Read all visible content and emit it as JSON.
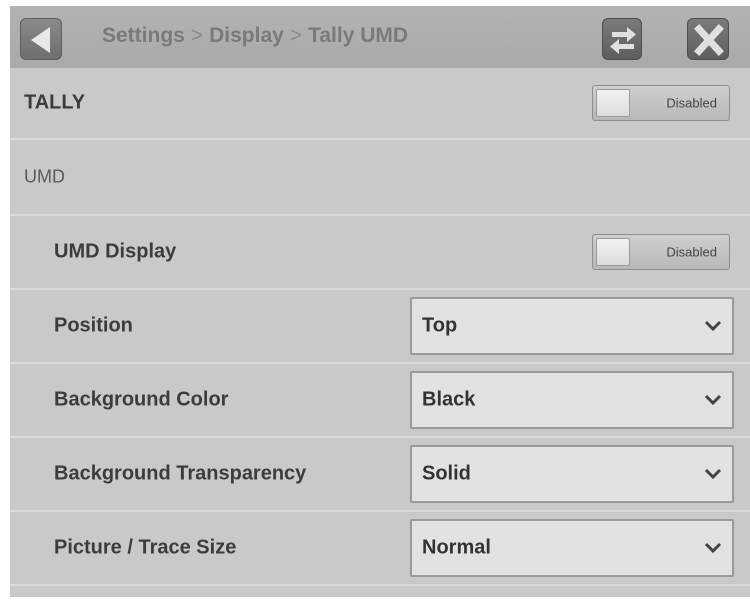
{
  "header": {
    "breadcrumb": [
      "Settings",
      "Display",
      "Tally UMD"
    ],
    "separator": ">"
  },
  "tally": {
    "label": "TALLY",
    "toggle_state": "Disabled"
  },
  "umd_section": {
    "label": "UMD"
  },
  "umd_display": {
    "label": "UMD Display",
    "toggle_state": "Disabled"
  },
  "settings": [
    {
      "label": "Position",
      "value": "Top"
    },
    {
      "label": "Background Color",
      "value": "Black"
    },
    {
      "label": "Background Transparency",
      "value": "Solid"
    },
    {
      "label": "Picture / Trace Size",
      "value": "Normal"
    }
  ],
  "icons": {
    "back": "back-arrow-icon",
    "swap": "swap-arrows-icon",
    "close": "close-x-icon",
    "dropdown": "chevron-down-icon"
  },
  "colors": {
    "panel_bg": "#c9c9c9",
    "header_bg": "#ababab",
    "button_dark": "#6e6e6e",
    "text_dark": "#3c3c3c"
  }
}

====

A faithful copy of the records above is needed, with the pictures left out.

Read all visible content and emit it as JSON.
{
  "header": {
    "breadcrumb": [
      "Settings",
      "Display",
      "Tally UMD"
    ],
    "separator": ">"
  },
  "tally": {
    "label": "TALLY",
    "toggle_state": "Disabled"
  },
  "umd_section": {
    "label": "UMD"
  },
  "umd_display": {
    "label": "UMD Display",
    "toggle_state": "Disabled"
  },
  "settings": [
    {
      "label": "Position",
      "value": "Top"
    },
    {
      "label": "Background Color",
      "value": "Black"
    },
    {
      "label": "Background Transparency",
      "value": "Solid"
    },
    {
      "label": "Picture / Trace Size",
      "value": "Normal"
    }
  ],
  "icons": {
    "back": "back-arrow-icon",
    "swap": "swap-arrows-icon",
    "close": "close-x-icon",
    "dropdown": "chevron-down-icon"
  },
  "colors": {
    "panel_bg": "#c9c9c9",
    "header_bg": "#ababab",
    "button_dark": "#6e6e6e",
    "text_dark": "#3c3c3c"
  }
}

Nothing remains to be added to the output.